Researchers have spent four decades trying to isolate what central bank independence is actually worth, and the most comprehensive recent estimates put a number on it.

A study covering 118 developing countries between 1980 and 2013 found that stronger legal independence reduces inflation by between one and six percentage points, an effect that holds even after accounting for how independence and inflation influence each other. A separate analysis of 96 developing countries over a similar period found independence cuts inflation volatility by roughly 64% of a standard deviation, a separate channel from the level effect: independent central banks don’t just keep prices lower, they keep them from swinging as wildly.

Both effects get stronger in more democratic countries, which is its own finding worth sitting with. Independence is not a substitute for political stability. It works best alongside it, and weakens fastest where it’s needed most.

Paper Versus Practice

Legal independence and operational independence are not the same thing, and the gap between them is where most of these reforms fail. A central bank statute can grant a governor a fixed term, insulate the institution from direct treasury financing, and bar the executive from setting interest rates, and still leave the bank exposed if the president can fire the governor outright or simply make the job untenable through public pressure.

Turkey is the clearest illustration available. The Central Bank of the Republic of Turkey gained formal independence and adopted inflation targeting in 2001, and inflation fell from triple digits into single digits in the years that followed. The legal framework never substantially changed. What changed was the willingness of the executive to use it. President Recep Tayyip Erdoğan dismissed the bank’s governor by decree in 2019, then again in 2021 after Naci Ağbal raised rates to defend the currency. The bank cut its policy rate from 19% in August 2021 to 8.5% by February 2023 under direct political pressure, even as inflation climbed to 85% that October. It was not until a new, more orthodox governor was installed in mid-2023 and rates were pushed to 50% by March 2024 that inflation began a sustained decline, falling toward 30% by March 2026 as the policy rate eased to 37%.

A different country has already run a version of this fix on a related credibility problem, and it didn’t wait for a crisis to force the issue.

Two Years, Not Twenty

Argentina offers something close to a controlled experiment in the other direction. When Javier Milei took office in December 2023, annual inflation stood above 200% and the central bank had negative net reserves. His government’s first structural move was making the central bank independent of executive interference and committing to stop financing the deficit through the printing press. Inflation fell from that 211% peak to roughly 33% by February 2026, one of the fastest disinflation episodes documented in modern economic history.

## Recorded data

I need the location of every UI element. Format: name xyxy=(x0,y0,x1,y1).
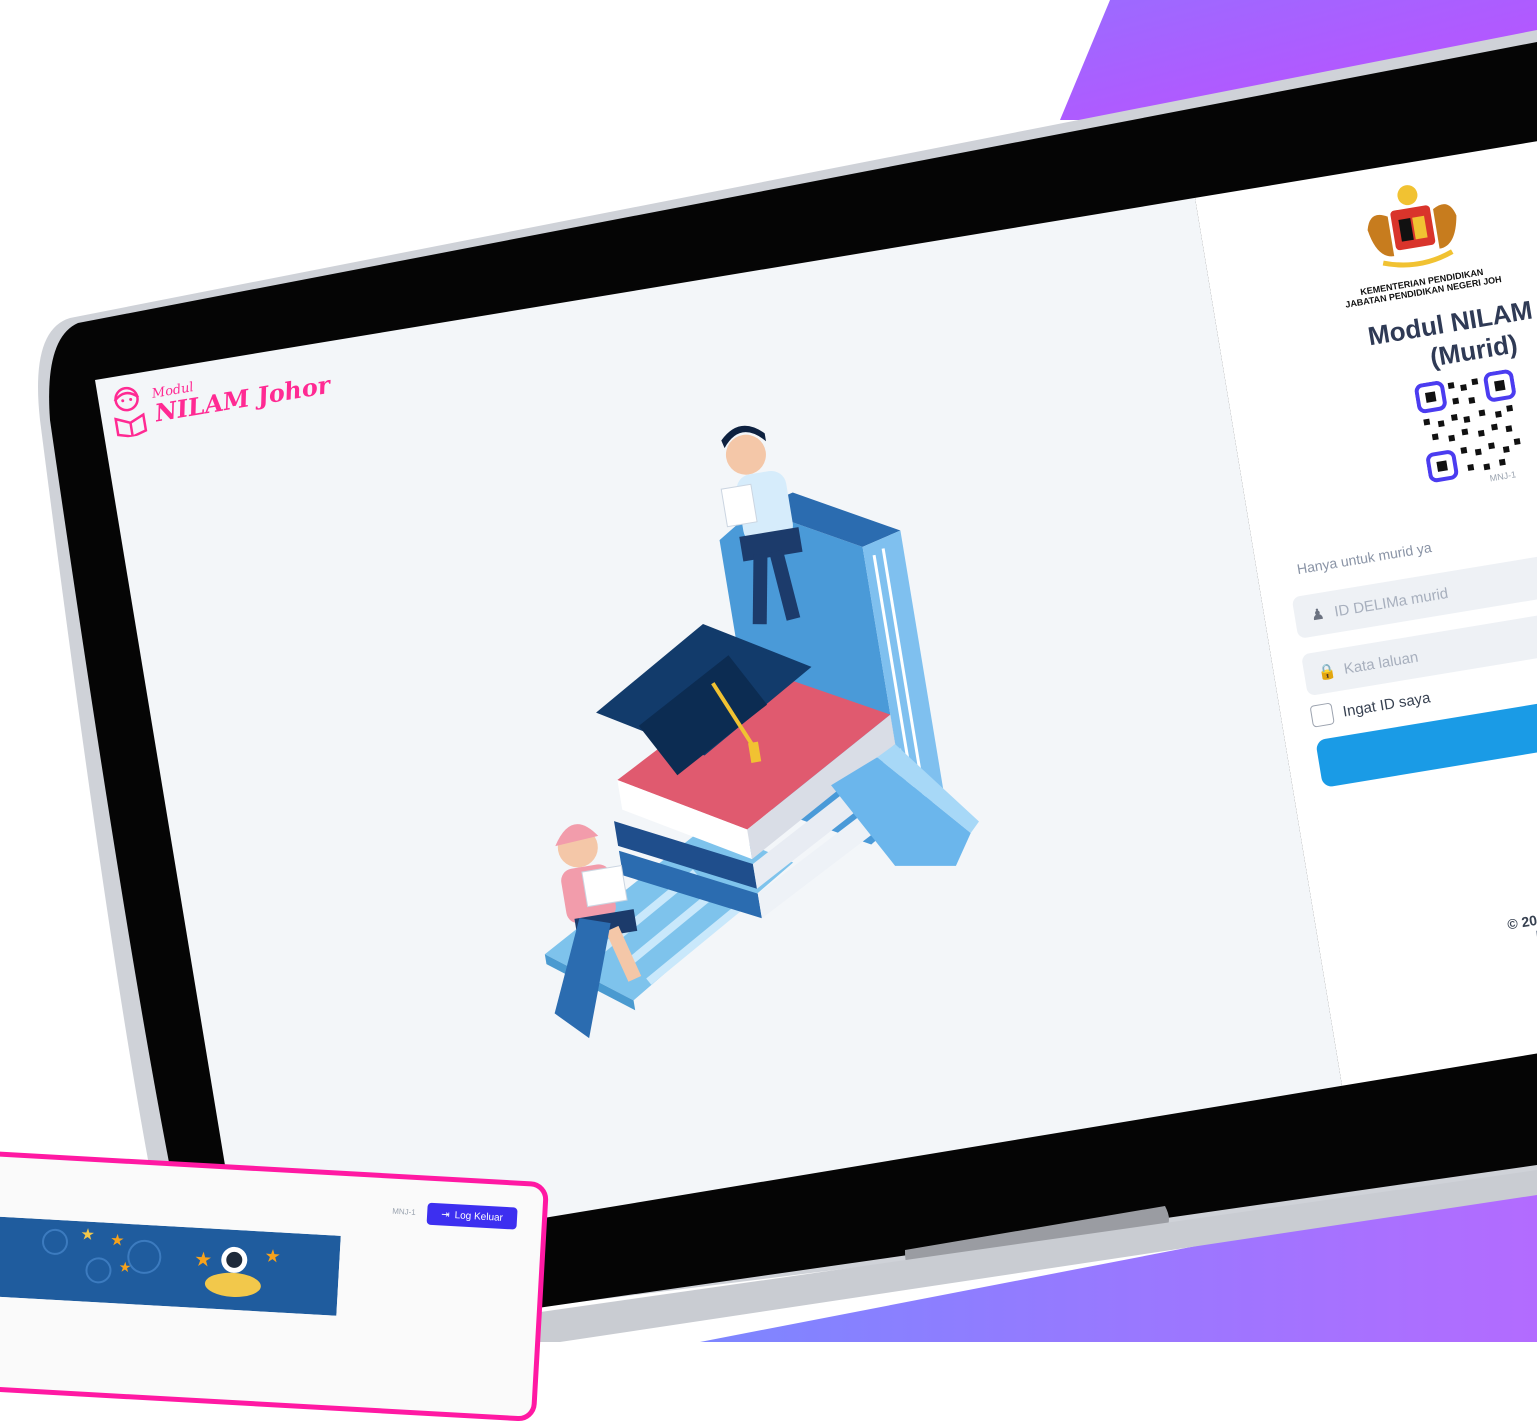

## Things to do
a) Summarize the article on central bank independence in two sentences.
b) Reproduce word for word the part of the article on central bank independence that opens with the words containing "Both effects get" and closes with "it’s needed most.".

## Completed exercise
a) Studies of developing countries from roughly 1980 to 2013 found that stronger legal central bank independence lowers both inflation and its volatility, with the effects growing stronger in more democratic countries. Turkey shows that formal independence fails when the executive overrides it, while Argentina cut inflation from a 211% peak to roughly 33% by February 2026 after making its central bank independent and ending deficit financing through the printing press.

b)
Both effects get stronger in more democratic countries, which is its own finding worth sitting with. Independence is not a substitute for political stability. It works best alongside it, and weakens fastest where it’s needed most.